# What this task involves
From the listing below, copy every line with the word "JSON".

# Records for processing
━━━━

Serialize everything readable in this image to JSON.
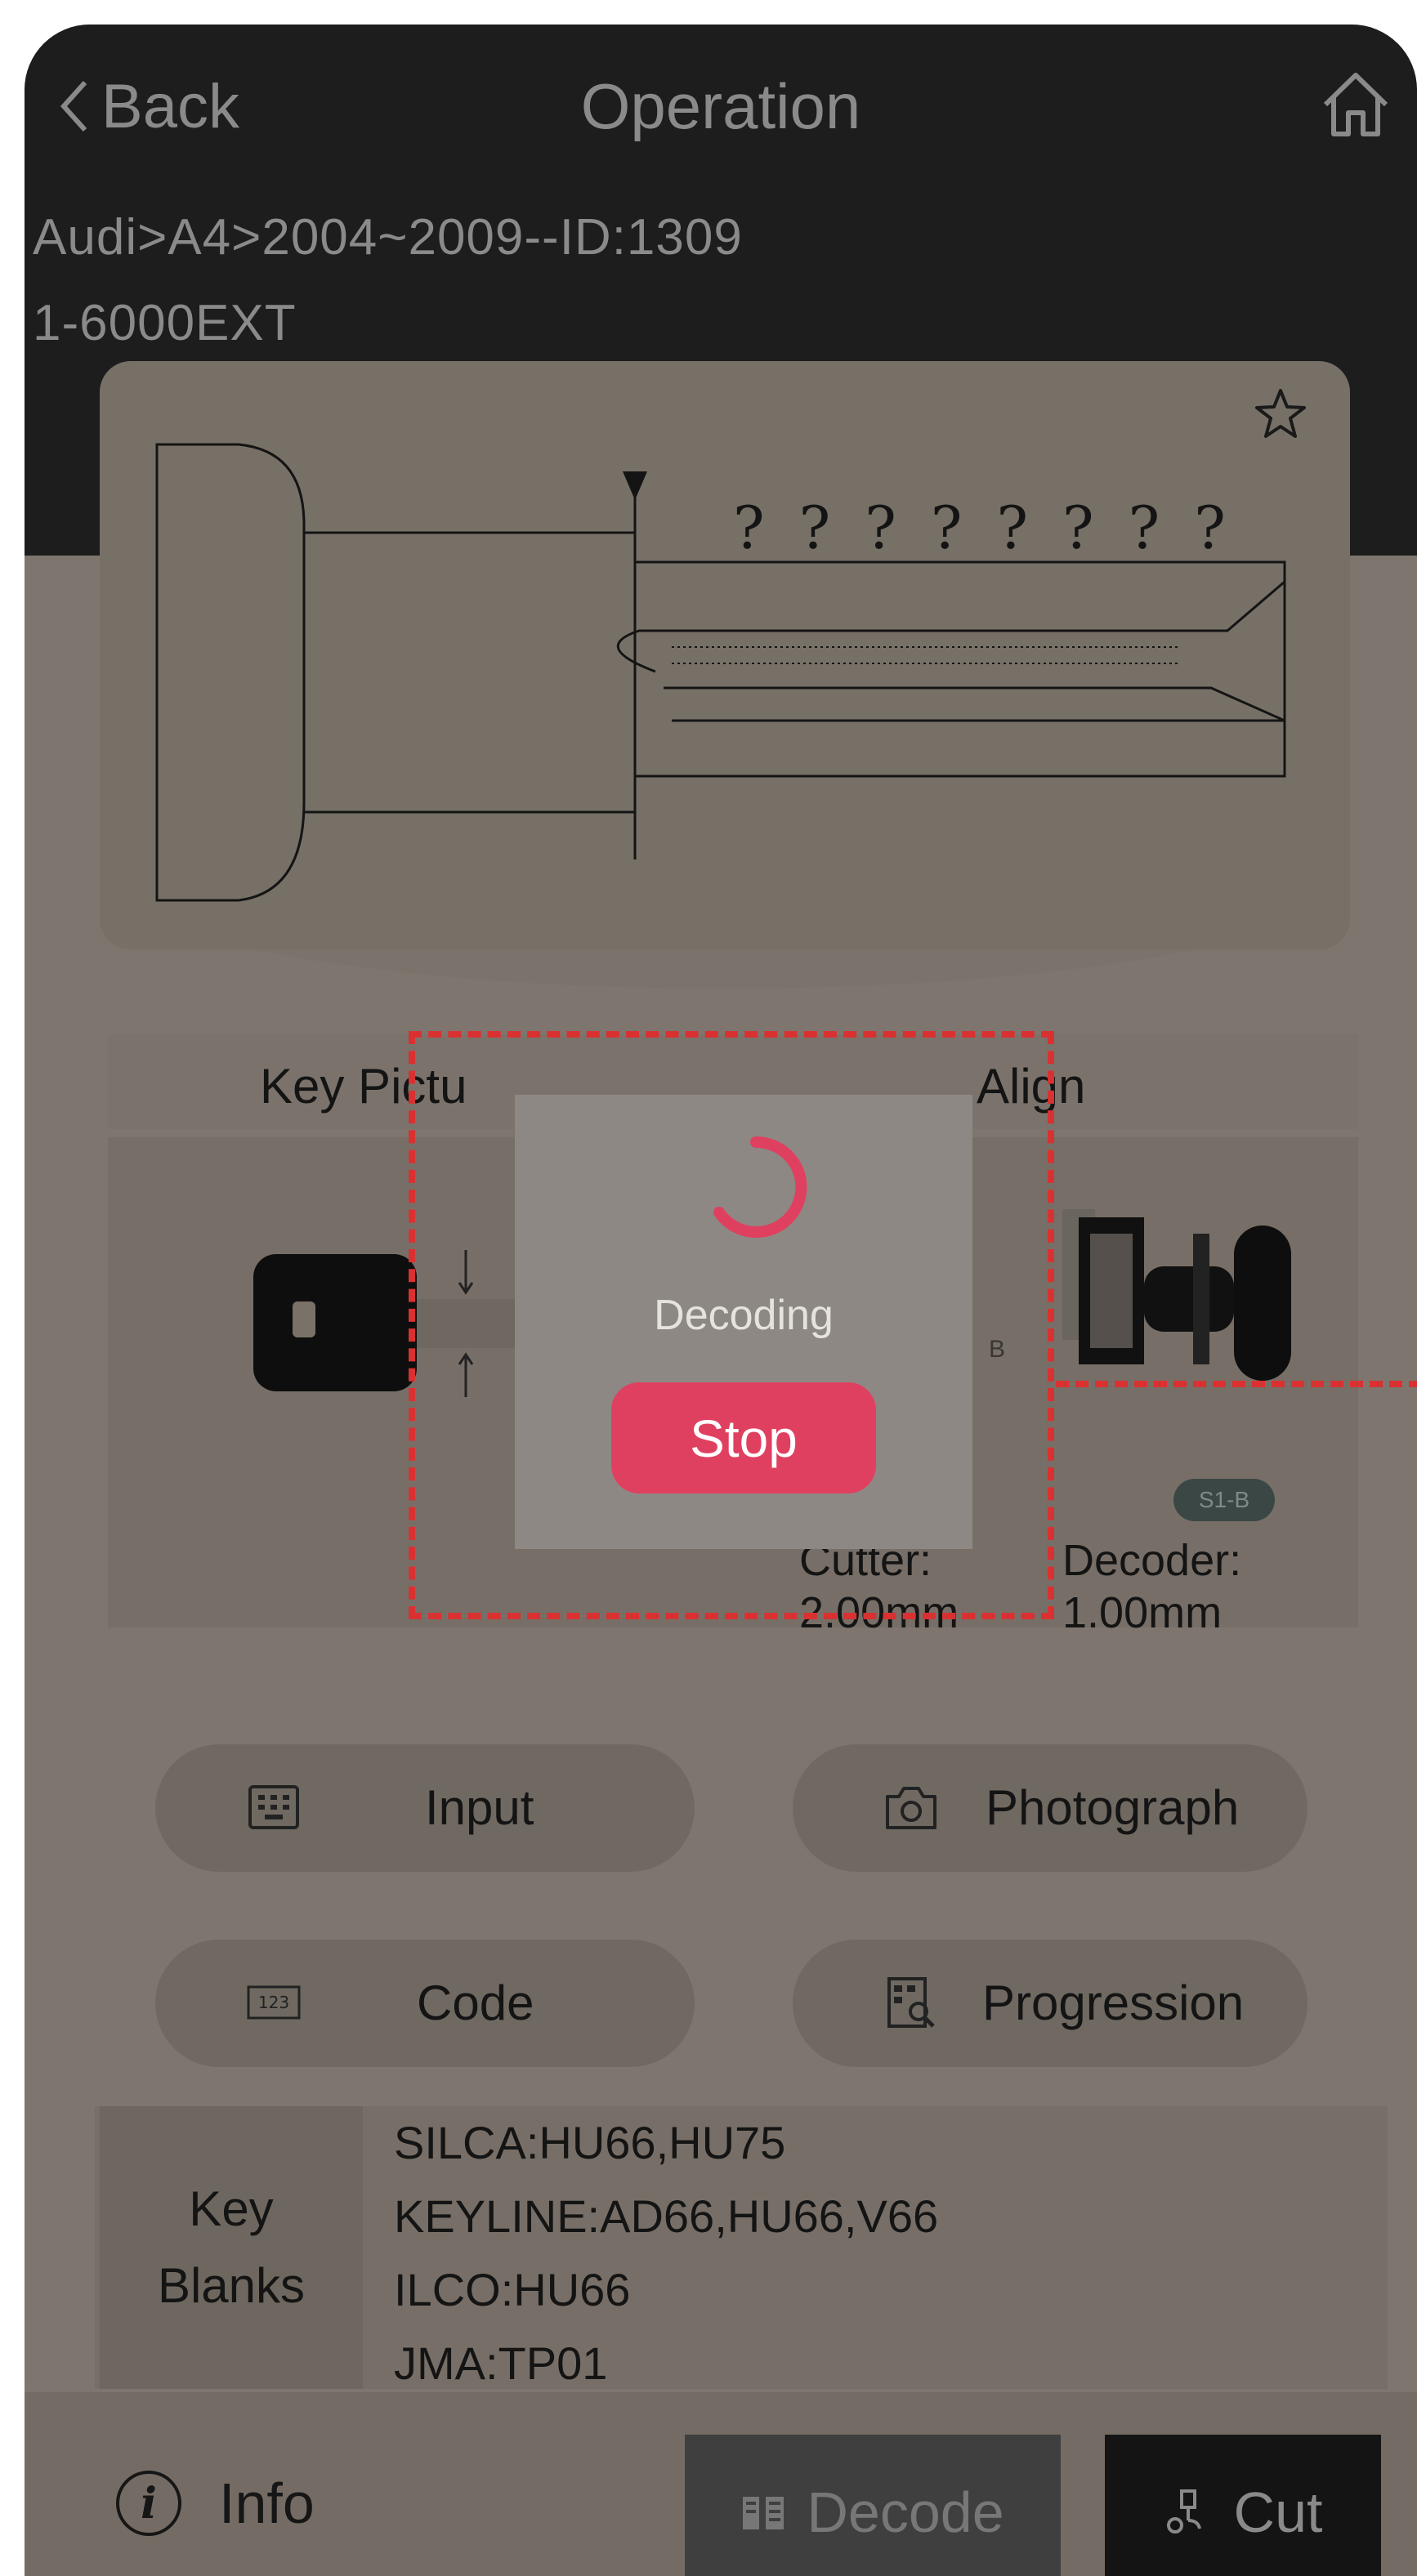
{
  "nav": {
    "back_label": "Back",
    "title": "Operation"
  },
  "breadcrumb": {
    "line1": "Audi>A4>2004~2009--ID:1309",
    "line2": "1-6000EXT"
  },
  "key_drawing": {
    "cut_marks": [
      "?",
      "?",
      "?",
      "?",
      "?",
      "?",
      "?",
      "?"
    ]
  },
  "key_panel": {
    "picture_label": "Key Pictu",
    "align_label": "Align",
    "clamp_letter": "B",
    "decoder_badge": "S1-B",
    "cutter_label": "Cutter:",
    "cutter_value": "2.00mm",
    "decoder_label": "Decoder:",
    "decoder_value": "1.00mm"
  },
  "modal": {
    "status": "Decoding",
    "stop_label": "Stop",
    "accent_color": "#e0405f"
  },
  "functions": {
    "input": "Input",
    "photograph": "Photograph",
    "code": "Code",
    "progression": "Progression"
  },
  "key_blanks": {
    "label_line1": "Key",
    "label_line2": "Blanks",
    "items": [
      "SILCA:HU66,HU75",
      "KEYLINE:AD66,HU66,V66",
      "ILCO:HU66",
      "JMA:TP01"
    ]
  },
  "bottom": {
    "info_label": "Info",
    "decode_label": "Decode",
    "cut_label": "Cut"
  },
  "icons": {
    "back": "chevron-left-icon",
    "home": "home-icon",
    "favorite": "star-icon",
    "input": "keypad-icon",
    "photograph": "camera-icon",
    "code": "numeric-code-icon",
    "progression": "progression-icon",
    "info": "info-icon",
    "decode": "decode-icon",
    "cut": "cut-icon"
  }
}
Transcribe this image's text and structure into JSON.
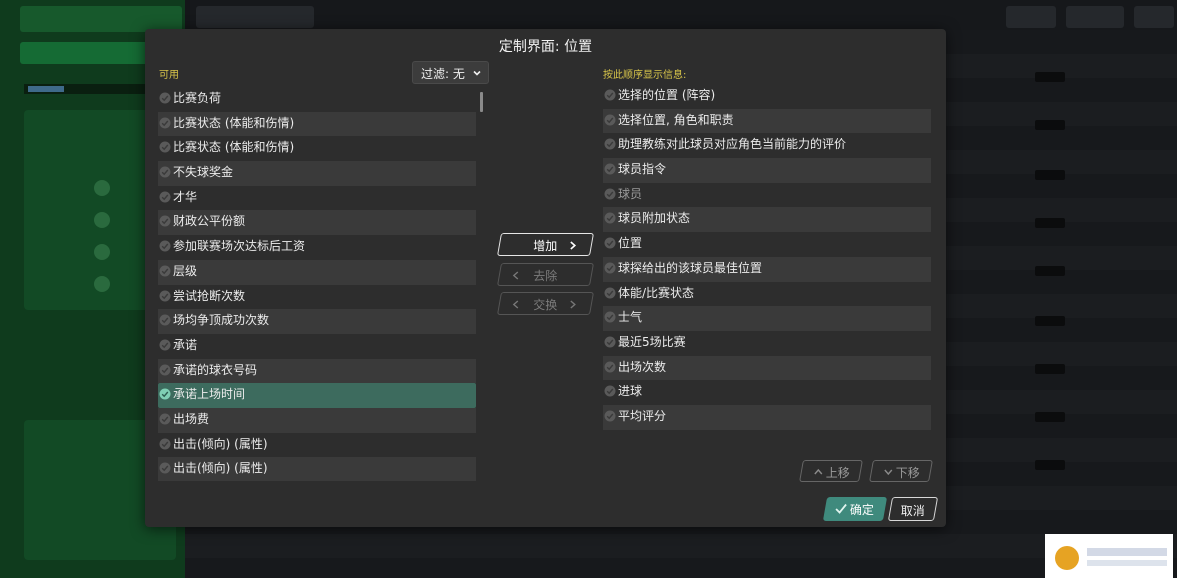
{
  "dialog": {
    "title": "定制界面: 位置",
    "available_label": "可用",
    "filter_label": "过滤: 无",
    "order_label": "按此顺序显示信息:",
    "available_items": [
      {
        "label": "比赛负荷",
        "selected": false
      },
      {
        "label": "比赛状态 (体能和伤情)",
        "selected": false
      },
      {
        "label": "比赛状态 (体能和伤情)",
        "selected": false
      },
      {
        "label": "不失球奖金",
        "selected": false
      },
      {
        "label": "才华",
        "selected": false
      },
      {
        "label": "财政公平份额",
        "selected": false
      },
      {
        "label": "参加联赛场次达标后工资",
        "selected": false
      },
      {
        "label": "层级",
        "selected": false
      },
      {
        "label": "尝试抢断次数",
        "selected": false
      },
      {
        "label": "场均争顶成功次数",
        "selected": false
      },
      {
        "label": "承诺",
        "selected": false
      },
      {
        "label": "承诺的球衣号码",
        "selected": false
      },
      {
        "label": "承诺上场时间",
        "selected": true
      },
      {
        "label": "出场费",
        "selected": false
      },
      {
        "label": "出击(倾向) (属性)",
        "selected": false
      },
      {
        "label": "出击(倾向) (属性)",
        "selected": false
      }
    ],
    "display_items": [
      {
        "label": "选择的位置 (阵容)",
        "dim": false
      },
      {
        "label": "选择位置, 角色和职责",
        "dim": false
      },
      {
        "label": "助理教练对此球员对应角色当前能力的评价",
        "dim": false
      },
      {
        "label": "球员指令",
        "dim": false
      },
      {
        "label": "球员",
        "dim": true
      },
      {
        "label": "球员附加状态",
        "dim": false
      },
      {
        "label": "位置",
        "dim": false
      },
      {
        "label": "球探给出的该球员最佳位置",
        "dim": false
      },
      {
        "label": "体能/比赛状态",
        "dim": false
      },
      {
        "label": "士气",
        "dim": false
      },
      {
        "label": "最近5场比赛",
        "dim": false
      },
      {
        "label": "出场次数",
        "dim": false
      },
      {
        "label": "进球",
        "dim": false
      },
      {
        "label": "平均评分",
        "dim": false
      }
    ],
    "buttons": {
      "add": "增加",
      "remove": "去除",
      "swap": "交换",
      "move_up": "上移",
      "move_down": "下移",
      "ok": "确定",
      "cancel": "取消"
    },
    "colors": {
      "accent": "#3f8a7d",
      "selected_row": "#3d6b5e",
      "section_label": "#d9c64a",
      "dialog_bg": "#2d2d2d"
    },
    "icons": [
      "check-circle-icon",
      "chevron-down-icon",
      "chevron-right-icon",
      "chevron-left-icon",
      "checkmark-icon"
    ]
  }
}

━━━━

# Result for this task
Serialize everything readable in this image to JSON.
Transcribe this image's text and structure into JSON.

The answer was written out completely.